* Collected data *

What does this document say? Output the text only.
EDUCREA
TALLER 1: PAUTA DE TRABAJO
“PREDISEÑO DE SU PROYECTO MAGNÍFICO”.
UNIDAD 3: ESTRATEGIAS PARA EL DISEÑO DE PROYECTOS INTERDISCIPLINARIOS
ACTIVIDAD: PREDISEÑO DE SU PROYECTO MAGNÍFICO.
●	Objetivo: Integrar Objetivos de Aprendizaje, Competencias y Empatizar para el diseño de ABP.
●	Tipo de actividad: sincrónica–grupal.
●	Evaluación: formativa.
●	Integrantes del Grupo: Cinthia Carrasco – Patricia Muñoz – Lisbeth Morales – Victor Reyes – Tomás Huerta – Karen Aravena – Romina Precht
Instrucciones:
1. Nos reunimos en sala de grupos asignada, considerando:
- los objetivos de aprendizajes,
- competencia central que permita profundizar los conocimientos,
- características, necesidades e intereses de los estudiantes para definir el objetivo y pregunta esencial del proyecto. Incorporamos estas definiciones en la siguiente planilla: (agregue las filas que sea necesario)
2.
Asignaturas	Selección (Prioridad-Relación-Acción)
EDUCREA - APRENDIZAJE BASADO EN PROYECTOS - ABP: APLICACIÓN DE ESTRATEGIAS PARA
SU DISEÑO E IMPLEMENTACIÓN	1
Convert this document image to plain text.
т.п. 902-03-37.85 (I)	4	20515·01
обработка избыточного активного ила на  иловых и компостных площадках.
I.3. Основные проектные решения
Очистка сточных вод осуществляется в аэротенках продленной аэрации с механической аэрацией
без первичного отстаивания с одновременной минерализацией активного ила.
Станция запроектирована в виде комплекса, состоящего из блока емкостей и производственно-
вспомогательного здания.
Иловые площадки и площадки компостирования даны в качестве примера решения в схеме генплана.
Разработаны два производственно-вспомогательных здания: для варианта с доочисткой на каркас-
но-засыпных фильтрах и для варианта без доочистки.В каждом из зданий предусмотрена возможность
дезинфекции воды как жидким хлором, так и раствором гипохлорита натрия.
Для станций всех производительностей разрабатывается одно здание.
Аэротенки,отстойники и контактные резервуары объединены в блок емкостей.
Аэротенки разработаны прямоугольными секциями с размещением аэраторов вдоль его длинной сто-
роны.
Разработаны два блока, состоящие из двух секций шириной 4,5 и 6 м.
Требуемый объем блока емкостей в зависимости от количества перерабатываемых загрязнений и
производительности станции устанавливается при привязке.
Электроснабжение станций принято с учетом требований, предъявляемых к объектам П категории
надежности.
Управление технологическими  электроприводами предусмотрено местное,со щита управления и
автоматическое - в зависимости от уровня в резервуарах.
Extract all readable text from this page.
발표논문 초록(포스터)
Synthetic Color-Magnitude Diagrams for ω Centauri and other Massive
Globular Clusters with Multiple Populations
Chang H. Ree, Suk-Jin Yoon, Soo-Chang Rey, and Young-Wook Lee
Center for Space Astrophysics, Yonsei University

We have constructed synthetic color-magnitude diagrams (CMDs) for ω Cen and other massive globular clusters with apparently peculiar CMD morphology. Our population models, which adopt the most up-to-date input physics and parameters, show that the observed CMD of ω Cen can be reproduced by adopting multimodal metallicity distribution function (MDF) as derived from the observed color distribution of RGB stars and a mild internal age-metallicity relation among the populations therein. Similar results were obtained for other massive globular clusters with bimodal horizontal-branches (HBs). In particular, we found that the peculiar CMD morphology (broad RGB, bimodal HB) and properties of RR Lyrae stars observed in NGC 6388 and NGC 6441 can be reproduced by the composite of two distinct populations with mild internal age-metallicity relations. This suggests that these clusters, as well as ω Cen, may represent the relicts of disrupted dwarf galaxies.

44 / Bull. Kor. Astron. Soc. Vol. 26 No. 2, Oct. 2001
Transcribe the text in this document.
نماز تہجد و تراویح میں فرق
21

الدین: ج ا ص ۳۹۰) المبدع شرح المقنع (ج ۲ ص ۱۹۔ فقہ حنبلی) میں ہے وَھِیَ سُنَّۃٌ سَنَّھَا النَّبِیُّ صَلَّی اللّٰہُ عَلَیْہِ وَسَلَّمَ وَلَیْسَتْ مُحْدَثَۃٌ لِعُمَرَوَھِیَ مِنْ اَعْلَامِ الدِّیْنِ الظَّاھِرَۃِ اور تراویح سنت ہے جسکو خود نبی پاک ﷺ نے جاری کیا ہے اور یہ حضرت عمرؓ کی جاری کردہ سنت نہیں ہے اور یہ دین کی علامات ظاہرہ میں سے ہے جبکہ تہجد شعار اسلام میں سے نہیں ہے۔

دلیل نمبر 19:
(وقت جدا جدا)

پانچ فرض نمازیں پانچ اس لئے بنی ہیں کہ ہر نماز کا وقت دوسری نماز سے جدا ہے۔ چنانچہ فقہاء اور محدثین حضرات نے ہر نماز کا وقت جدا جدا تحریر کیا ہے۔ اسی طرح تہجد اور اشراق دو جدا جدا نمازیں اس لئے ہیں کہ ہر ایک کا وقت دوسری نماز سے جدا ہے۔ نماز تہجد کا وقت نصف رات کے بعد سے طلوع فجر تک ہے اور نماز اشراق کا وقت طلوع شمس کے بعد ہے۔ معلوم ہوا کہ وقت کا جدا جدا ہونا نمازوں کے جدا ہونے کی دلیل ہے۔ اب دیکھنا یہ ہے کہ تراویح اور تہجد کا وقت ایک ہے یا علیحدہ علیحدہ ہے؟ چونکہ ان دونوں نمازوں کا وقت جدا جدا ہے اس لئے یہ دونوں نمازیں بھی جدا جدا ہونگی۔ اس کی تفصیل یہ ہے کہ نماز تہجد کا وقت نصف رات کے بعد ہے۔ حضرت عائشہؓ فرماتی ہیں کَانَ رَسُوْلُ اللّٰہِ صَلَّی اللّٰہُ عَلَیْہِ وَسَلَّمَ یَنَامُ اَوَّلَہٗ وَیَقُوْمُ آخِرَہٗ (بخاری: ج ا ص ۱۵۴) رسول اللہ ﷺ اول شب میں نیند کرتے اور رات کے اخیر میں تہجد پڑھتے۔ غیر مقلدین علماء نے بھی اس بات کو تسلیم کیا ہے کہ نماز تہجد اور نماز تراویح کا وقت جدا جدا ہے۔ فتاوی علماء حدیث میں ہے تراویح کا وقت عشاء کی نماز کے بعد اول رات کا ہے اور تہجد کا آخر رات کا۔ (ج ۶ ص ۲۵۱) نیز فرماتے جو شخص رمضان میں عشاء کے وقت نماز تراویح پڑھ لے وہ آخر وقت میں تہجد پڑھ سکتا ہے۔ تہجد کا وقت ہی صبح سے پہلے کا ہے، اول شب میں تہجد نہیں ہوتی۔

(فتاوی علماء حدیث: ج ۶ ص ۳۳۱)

* REQUEST *
Extract every record and return it verbatim.

* RESPONSE BELOW *
What does this document say? Output the text only.
EDUCREA
TALLER 1: PAUTA DE TRABAJO
“PREDISEÑO DE SU PROYECTO MAGNÍFICO”.
UNIDAD 3: ESTRATEGIAS PARA EL DISEÑO DE PROYECTOS INTERDISCIPLINARIOS
ACTIVIDAD: PREDISEÑO DE SU PROYECTO MAGNÍFICO.
●	Objetivo: Integrar Objetivos de Aprendizaje, Competencias y Empatizar para el diseño de ABP.
●	Tipo de actividad: sincrónica–grupal.
●	Evaluación: formativa.
●	Integrantes del Grupo: Cinthia Carrasco – Patricia Muñoz – Lisbeth Morales – Victor Reyes – Tomás Huerta – Karen Aravena – Romina Precht
Instrucciones:
1. Nos reunimos en sala de grupos asignada, considerando:
- los objetivos de aprendizajes,
- competencia central que permita profundizar los conocimientos,
- características, necesidades e intereses de los estudiantes para definir el objetivo y pregunta esencial del proyecto. Incorporamos estas definiciones en la siguiente planilla: (agregue las filas que sea necesario)
2.
Asignaturas	Selección (Prioridad-Relación-Acción)
EDUCREA - APRENDIZAJE BASADO EN PROYECTOS - ABP: APLICACIÓN DE ESTRATEGIAS PARA
SU DISEÑO E IMPLEMENTACIÓN	1
Convert this document image to plain text.
т.п. 902-03-37.85 (I)	4	20515·01
обработка избыточного активного ила на  иловых и компостных площадках.
I.3. Основные проектные решения
Очистка сточных вод осуществляется в аэротенках продленной аэрации с механической аэрацией
без первичного отстаивания с одновременной минерализацией активного ила.
Станция запроектирована в виде комплекса, состоящего из блока емкостей и производственно-
вспомогательного здания.
Иловые площадки и площадки компостирования даны в качестве примера решения в схеме генплана.
Разработаны два производственно-вспомогательных здания: для варианта с доочисткой на каркас-
но-засыпных фильтрах и для варианта без доочистки.В каждом из зданий предусмотрена возможность
дезинфекции воды как жидким хлором, так и раствором гипохлорита натрия.
Для станций всех производительностей разрабатывается одно здание.
Аэротенки,отстойники и контактные резервуары объединены в блок емкостей.
Аэротенки разработаны прямоугольными секциями с размещением аэраторов вдоль его длинной сто-
роны.
Разработаны два блока, состоящие из двух секций шириной 4,5 и 6 м.
Требуемый объем блока емкостей в зависимости от количества перерабатываемых загрязнений и
производительности станции устанавливается при привязке.
Электроснабжение станций принято с учетом требований, предъявляемых к объектам П категории
надежности.
Управление технологическими  электроприводами предусмотрено местное,со щита управления и
автоматическое - в зависимости от уровня в резервуарах.
Extract all readable text from this page.
발표논문 초록(포스터)
Synthetic Color-Magnitude Diagrams for ω Centauri and other Massive
Globular Clusters with Multiple Populations
Chang H. Ree, Suk-Jin Yoon, Soo-Chang Rey, and Young-Wook Lee
Center for Space Astrophysics, Yonsei University

We have constructed synthetic color-magnitude diagrams (CMDs) for ω Cen and other massive globular clusters with apparently peculiar CMD morphology. Our population models, which adopt the most up-to-date input physics and parameters, show that the observed CMD of ω Cen can be reproduced by adopting multimodal metallicity distribution function (MDF) as derived from the observed color distribution of RGB stars and a mild internal age-metallicity relation among the populations therein. Similar results were obtained for other massive globular clusters with bimodal horizontal-branches (HBs). In particular, we found that the peculiar CMD morphology (broad RGB, bimodal HB) and properties of RR Lyrae stars observed in NGC 6388 and NGC 6441 can be reproduced by the composite of two distinct populations with mild internal age-metallicity relations. This suggests that these clusters, as well as ω Cen, may represent the relicts of disrupted dwarf galaxies.

44 / Bull. Kor. Astron. Soc. Vol. 26 No. 2, Oct. 2001
Transcribe the text in this document.
نماز تہجد و تراویح میں فرق
21

الدین: ج ا ص ۳۹۰) المبدع شرح المقنع (ج ۲ ص ۱۹۔ فقہ حنبلی) میں ہے وَھِیَ سُنَّۃٌ سَنَّھَا النَّبِیُّ صَلَّی اللّٰہُ عَلَیْہِ وَسَلَّمَ وَلَیْسَتْ مُحْدَثَۃٌ لِعُمَرَوَھِیَ مِنْ اَعْلَامِ الدِّیْنِ الظَّاھِرَۃِ اور تراویح سنت ہے جسکو خود نبی پاک ﷺ نے جاری کیا ہے اور یہ حضرت عمرؓ کی جاری کردہ سنت نہیں ہے اور یہ دین کی علامات ظاہرہ میں سے ہے جبکہ تہجد شعار اسلام میں سے نہیں ہے۔

دلیل نمبر 19:
(وقت جدا جدا)

پانچ فرض نمازیں پانچ اس لئے بنی ہیں کہ ہر نماز کا وقت دوسری نماز سے جدا ہے۔ چنانچہ فقہاء اور محدثین حضرات نے ہر نماز کا وقت جدا جدا تحریر کیا ہے۔ اسی طرح تہجد اور اشراق دو جدا جدا نمازیں اس لئے ہیں کہ ہر ایک کا وقت دوسری نماز سے جدا ہے۔ نماز تہجد کا وقت نصف رات کے بعد سے طلوع فجر تک ہے اور نماز اشراق کا وقت طلوع شمس کے بعد ہے۔ معلوم ہوا کہ وقت کا جدا جدا ہونا نمازوں کے جدا ہونے کی دلیل ہے۔ اب دیکھنا یہ ہے کہ تراویح اور تہجد کا وقت ایک ہے یا علیحدہ علیحدہ ہے؟ چونکہ ان دونوں نمازوں کا وقت جدا جدا ہے اس لئے یہ دونوں نمازیں بھی جدا جدا ہونگی۔ اس کی تفصیل یہ ہے کہ نماز تہجد کا وقت نصف رات کے بعد ہے۔ حضرت عائشہؓ فرماتی ہیں کَانَ رَسُوْلُ اللّٰہِ صَلَّی اللّٰہُ عَلَیْہِ وَسَلَّمَ یَنَامُ اَوَّلَہٗ وَیَقُوْمُ آخِرَہٗ (بخاری: ج ا ص ۱۵۴) رسول اللہ ﷺ اول شب میں نیند کرتے اور رات کے اخیر میں تہجد پڑھتے۔ غیر مقلدین علماء نے بھی اس بات کو تسلیم کیا ہے کہ نماز تہجد اور نماز تراویح کا وقت جدا جدا ہے۔ فتاوی علماء حدیث میں ہے تراویح کا وقت عشاء کی نماز کے بعد اول رات کا ہے اور تہجد کا آخر رات کا۔ (ج ۶ ص ۲۵۱) نیز فرماتے جو شخص رمضان میں عشاء کے وقت نماز تراویح پڑھ لے وہ آخر وقت میں تہجد پڑھ سکتا ہے۔ تہجد کا وقت ہی صبح سے پہلے کا ہے، اول شب میں تہجد نہیں ہوتی۔

(فتاوی علماء حدیث: ج ۶ ص ۳۳۱)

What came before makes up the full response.